++++ Provided records ++++
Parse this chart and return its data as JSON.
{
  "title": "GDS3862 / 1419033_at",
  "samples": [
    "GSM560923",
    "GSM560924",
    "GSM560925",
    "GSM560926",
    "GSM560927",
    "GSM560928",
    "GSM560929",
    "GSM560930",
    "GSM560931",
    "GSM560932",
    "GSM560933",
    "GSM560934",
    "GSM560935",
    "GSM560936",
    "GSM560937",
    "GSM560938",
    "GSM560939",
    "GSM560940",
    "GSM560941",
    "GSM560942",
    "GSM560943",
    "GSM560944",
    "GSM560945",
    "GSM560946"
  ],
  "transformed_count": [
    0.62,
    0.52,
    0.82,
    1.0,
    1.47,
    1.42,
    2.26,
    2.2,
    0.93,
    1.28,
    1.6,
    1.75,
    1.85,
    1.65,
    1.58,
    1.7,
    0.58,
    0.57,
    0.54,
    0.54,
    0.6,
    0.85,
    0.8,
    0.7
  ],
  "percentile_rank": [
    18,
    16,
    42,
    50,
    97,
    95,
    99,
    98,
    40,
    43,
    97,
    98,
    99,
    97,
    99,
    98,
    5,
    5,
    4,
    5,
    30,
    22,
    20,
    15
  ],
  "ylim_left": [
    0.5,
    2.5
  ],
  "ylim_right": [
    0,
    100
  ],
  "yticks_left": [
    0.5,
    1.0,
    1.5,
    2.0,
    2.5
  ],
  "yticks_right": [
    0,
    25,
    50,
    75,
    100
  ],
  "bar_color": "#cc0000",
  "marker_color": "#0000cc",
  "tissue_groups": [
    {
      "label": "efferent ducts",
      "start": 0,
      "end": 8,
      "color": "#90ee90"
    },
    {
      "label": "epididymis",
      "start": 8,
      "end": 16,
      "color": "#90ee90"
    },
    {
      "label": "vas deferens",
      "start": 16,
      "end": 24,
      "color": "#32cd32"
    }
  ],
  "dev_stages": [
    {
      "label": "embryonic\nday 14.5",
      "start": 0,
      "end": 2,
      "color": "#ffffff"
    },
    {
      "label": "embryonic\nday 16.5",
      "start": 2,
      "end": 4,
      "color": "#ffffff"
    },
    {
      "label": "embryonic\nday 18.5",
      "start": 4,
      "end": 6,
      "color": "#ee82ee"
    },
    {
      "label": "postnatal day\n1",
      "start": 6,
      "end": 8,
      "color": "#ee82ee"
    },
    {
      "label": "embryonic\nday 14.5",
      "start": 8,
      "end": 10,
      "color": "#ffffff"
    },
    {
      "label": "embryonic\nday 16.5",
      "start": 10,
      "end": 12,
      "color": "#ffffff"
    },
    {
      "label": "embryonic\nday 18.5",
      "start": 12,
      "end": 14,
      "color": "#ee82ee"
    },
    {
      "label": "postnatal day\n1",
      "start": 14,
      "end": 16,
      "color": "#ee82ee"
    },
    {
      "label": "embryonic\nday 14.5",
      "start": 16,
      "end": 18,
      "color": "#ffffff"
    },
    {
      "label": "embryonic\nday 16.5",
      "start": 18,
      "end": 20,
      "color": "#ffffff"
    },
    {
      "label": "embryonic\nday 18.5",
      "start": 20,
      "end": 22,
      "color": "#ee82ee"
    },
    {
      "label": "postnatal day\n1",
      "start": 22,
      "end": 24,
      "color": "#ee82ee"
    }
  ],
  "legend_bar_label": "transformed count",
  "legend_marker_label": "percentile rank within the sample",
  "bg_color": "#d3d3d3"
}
++++
Set down the material above again, word for word.

Answer below:
Parse this chart and return its data as JSON.
{
  "title": "GDS3862 / 1419033_at",
  "samples": [
    "GSM560923",
    "GSM560924",
    "GSM560925",
    "GSM560926",
    "GSM560927",
    "GSM560928",
    "GSM560929",
    "GSM560930",
    "GSM560931",
    "GSM560932",
    "GSM560933",
    "GSM560934",
    "GSM560935",
    "GSM560936",
    "GSM560937",
    "GSM560938",
    "GSM560939",
    "GSM560940",
    "GSM560941",
    "GSM560942",
    "GSM560943",
    "GSM560944",
    "GSM560945",
    "GSM560946"
  ],
  "transformed_count": [
    0.62,
    0.52,
    0.82,
    1.0,
    1.47,
    1.42,
    2.26,
    2.2,
    0.93,
    1.28,
    1.6,
    1.75,
    1.85,
    1.65,
    1.58,
    1.7,
    0.58,
    0.57,
    0.54,
    0.54,
    0.6,
    0.85,
    0.8,
    0.7
  ],
  "percentile_rank": [
    18,
    16,
    42,
    50,
    97,
    95,
    99,
    98,
    40,
    43,
    97,
    98,
    99,
    97,
    99,
    98,
    5,
    5,
    4,
    5,
    30,
    22,
    20,
    15
  ],
  "ylim_left": [
    0.5,
    2.5
  ],
  "ylim_right": [
    0,
    100
  ],
  "yticks_left": [
    0.5,
    1.0,
    1.5,
    2.0,
    2.5
  ],
  "yticks_right": [
    0,
    25,
    50,
    75,
    100
  ],
  "bar_color": "#cc0000",
  "marker_color": "#0000cc",
  "tissue_groups": [
    {
      "label": "efferent ducts",
      "start": 0,
      "end": 8,
      "color": "#90ee90"
    },
    {
      "label": "epididymis",
      "start": 8,
      "end": 16,
      "color": "#90ee90"
    },
    {
      "label": "vas deferens",
      "start": 16,
      "end": 24,
      "color": "#32cd32"
    }
  ],
  "dev_stages": [
    {
      "label": "embryonic\nday 14.5",
      "start": 0,
      "end": 2,
      "color": "#ffffff"
    },
    {
      "label": "embryonic\nday 16.5",
      "start": 2,
      "end": 4,
      "color": "#ffffff"
    },
    {
      "label": "embryonic\nday 18.5",
      "start": 4,
      "end": 6,
      "color": "#ee82ee"
    },
    {
      "label": "postnatal day\n1",
      "start": 6,
      "end": 8,
      "color": "#ee82ee"
    },
    {
      "label": "embryonic\nday 14.5",
      "start": 8,
      "end": 10,
      "color": "#ffffff"
    },
    {
      "label": "embryonic\nday 16.5",
      "start": 10,
      "end": 12,
      "color": "#ffffff"
    },
    {
      "label": "embryonic\nday 18.5",
      "start": 12,
      "end": 14,
      "color": "#ee82ee"
    },
    {
      "label": "postnatal day\n1",
      "start": 14,
      "end": 16,
      "color": "#ee82ee"
    },
    {
      "label": "embryonic\nday 14.5",
      "start": 16,
      "end": 18,
      "color": "#ffffff"
    },
    {
      "label": "embryonic\nday 16.5",
      "start": 18,
      "end": 20,
      "color": "#ffffff"
    },
    {
      "label": "embryonic\nday 18.5",
      "start": 20,
      "end": 22,
      "color": "#ee82ee"
    },
    {
      "label": "postnatal day\n1",
      "start": 22,
      "end": 24,
      "color": "#ee82ee"
    }
  ],
  "legend_bar_label": "transformed count",
  "legend_marker_label": "percentile rank within the sample",
  "bg_color": "#d3d3d3"
}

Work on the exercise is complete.